SHORT EXERCISE> Find and copy each line of the records where the string "loss" shows up.

SUPPLIED DATA>
◆ ◆ ◆ ◆
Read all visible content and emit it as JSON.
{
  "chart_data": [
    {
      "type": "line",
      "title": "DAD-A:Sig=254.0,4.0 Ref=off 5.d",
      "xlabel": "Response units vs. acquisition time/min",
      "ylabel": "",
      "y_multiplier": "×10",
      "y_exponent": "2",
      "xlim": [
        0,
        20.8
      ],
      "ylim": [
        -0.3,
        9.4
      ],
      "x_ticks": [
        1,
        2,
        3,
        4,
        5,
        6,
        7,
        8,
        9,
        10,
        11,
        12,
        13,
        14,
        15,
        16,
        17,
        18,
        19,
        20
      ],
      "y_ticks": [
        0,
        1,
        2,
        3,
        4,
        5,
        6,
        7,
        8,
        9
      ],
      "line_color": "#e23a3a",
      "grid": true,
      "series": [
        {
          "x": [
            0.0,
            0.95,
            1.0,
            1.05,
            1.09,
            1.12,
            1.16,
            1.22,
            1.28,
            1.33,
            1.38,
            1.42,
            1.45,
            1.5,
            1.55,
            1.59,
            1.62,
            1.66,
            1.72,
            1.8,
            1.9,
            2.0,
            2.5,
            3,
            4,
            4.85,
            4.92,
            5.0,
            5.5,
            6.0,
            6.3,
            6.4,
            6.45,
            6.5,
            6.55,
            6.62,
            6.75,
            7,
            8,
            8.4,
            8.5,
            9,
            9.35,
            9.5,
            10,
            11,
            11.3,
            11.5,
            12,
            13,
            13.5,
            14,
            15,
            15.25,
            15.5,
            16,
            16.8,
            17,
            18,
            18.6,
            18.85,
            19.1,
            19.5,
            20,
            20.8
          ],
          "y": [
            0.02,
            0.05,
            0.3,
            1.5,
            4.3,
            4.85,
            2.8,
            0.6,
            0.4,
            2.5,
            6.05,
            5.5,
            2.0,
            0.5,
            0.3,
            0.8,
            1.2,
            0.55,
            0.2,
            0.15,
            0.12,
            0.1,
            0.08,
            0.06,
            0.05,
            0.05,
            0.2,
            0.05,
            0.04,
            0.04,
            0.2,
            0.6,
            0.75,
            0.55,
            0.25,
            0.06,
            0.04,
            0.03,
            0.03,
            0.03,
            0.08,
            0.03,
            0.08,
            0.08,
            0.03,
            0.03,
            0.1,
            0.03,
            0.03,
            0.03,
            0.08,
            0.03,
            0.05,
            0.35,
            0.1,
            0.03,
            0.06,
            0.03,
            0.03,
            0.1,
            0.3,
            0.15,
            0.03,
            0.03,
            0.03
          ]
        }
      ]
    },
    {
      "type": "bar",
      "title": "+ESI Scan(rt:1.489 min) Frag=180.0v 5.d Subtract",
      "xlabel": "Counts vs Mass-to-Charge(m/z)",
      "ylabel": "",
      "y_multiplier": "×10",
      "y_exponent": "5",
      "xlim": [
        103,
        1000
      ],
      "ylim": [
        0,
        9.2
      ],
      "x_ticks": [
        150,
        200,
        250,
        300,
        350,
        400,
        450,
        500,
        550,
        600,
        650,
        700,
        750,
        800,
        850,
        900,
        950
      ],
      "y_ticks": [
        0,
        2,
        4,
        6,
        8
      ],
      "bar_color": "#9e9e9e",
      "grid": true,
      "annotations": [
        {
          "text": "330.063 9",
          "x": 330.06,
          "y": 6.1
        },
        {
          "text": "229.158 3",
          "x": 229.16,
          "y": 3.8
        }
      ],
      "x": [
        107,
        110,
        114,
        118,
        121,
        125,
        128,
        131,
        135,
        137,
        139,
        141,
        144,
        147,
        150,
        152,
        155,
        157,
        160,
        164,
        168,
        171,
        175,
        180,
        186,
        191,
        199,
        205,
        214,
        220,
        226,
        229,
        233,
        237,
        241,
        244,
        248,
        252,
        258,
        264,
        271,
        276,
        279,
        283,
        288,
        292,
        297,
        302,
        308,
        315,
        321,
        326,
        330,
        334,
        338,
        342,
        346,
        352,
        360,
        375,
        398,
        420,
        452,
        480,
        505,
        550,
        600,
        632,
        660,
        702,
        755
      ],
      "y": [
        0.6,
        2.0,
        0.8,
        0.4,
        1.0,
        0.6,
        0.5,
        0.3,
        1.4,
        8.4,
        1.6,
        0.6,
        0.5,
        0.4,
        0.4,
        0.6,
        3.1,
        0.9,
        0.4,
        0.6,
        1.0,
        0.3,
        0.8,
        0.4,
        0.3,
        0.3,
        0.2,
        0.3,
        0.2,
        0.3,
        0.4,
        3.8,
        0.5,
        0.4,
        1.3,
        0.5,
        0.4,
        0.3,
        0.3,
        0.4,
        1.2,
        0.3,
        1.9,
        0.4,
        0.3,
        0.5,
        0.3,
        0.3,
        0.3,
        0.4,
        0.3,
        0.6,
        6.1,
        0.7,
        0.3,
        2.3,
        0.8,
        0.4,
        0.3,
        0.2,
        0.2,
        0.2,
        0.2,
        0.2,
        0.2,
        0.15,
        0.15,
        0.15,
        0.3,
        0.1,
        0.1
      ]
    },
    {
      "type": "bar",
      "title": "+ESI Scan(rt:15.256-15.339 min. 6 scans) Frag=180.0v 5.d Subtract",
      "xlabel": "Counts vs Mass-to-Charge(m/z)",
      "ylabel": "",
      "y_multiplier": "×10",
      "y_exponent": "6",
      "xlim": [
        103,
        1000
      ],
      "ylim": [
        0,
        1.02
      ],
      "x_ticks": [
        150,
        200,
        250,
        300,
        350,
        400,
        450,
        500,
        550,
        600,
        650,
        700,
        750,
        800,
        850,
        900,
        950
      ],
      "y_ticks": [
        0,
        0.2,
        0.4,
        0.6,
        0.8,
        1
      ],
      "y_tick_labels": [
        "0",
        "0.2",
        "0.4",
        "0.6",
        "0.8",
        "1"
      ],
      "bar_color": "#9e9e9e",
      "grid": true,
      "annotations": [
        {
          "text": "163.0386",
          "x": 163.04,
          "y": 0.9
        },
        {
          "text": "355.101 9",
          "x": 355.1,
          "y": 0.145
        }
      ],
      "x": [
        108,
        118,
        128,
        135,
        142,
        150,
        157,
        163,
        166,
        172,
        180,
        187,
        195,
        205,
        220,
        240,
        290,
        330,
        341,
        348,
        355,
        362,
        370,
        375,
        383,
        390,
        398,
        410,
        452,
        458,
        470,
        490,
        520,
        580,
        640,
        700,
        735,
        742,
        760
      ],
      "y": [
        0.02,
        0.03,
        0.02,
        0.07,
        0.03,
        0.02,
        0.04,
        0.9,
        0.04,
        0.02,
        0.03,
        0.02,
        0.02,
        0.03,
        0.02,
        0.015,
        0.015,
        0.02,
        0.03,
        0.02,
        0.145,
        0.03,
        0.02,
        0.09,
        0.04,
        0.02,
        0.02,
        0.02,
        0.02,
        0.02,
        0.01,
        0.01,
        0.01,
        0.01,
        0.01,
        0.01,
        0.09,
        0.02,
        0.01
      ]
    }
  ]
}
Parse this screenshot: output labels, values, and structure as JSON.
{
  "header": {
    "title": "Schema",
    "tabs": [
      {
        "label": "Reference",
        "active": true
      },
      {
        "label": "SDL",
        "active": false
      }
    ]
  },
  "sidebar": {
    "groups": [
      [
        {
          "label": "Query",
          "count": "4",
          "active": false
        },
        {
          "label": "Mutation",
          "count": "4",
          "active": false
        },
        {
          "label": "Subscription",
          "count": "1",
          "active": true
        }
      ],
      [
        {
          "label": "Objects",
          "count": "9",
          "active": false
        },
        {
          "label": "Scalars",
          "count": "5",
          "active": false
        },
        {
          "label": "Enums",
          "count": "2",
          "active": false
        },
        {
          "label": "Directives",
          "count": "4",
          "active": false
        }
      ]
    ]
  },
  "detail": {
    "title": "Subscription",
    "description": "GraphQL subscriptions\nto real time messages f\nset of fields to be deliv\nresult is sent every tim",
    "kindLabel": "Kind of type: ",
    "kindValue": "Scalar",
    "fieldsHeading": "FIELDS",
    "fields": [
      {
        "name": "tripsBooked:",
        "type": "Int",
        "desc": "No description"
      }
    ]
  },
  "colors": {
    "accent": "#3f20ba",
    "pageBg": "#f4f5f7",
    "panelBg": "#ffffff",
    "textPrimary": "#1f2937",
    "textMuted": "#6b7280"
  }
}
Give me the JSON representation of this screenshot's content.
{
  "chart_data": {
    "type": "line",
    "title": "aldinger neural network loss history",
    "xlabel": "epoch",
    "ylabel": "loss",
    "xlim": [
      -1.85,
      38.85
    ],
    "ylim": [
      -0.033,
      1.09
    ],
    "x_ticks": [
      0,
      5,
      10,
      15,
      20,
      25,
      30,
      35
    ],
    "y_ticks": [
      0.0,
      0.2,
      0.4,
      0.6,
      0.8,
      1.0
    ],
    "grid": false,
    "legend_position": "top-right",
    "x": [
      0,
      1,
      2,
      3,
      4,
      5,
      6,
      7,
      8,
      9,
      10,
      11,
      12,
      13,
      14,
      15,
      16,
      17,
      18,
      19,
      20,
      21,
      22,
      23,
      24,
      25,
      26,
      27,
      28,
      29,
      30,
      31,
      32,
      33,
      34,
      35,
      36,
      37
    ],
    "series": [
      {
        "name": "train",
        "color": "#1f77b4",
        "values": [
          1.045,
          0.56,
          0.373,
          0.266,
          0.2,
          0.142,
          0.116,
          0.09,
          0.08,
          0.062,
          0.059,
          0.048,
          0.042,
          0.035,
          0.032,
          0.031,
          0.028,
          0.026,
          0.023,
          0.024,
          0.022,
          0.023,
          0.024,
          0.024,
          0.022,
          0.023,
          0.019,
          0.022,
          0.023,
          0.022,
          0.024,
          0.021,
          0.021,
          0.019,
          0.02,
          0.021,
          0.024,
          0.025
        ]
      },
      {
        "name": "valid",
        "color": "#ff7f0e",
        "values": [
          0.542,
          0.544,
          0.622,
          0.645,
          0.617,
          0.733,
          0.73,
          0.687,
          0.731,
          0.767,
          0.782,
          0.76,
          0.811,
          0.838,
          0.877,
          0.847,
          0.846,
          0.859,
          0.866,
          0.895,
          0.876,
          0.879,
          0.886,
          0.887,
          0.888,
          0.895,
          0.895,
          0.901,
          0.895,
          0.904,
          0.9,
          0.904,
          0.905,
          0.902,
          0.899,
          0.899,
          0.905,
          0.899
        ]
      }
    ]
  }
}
◆ ◆ ◆ ◆
RESPONSE>
    "title": "aldinger neural network loss history",
    "ylabel": "loss",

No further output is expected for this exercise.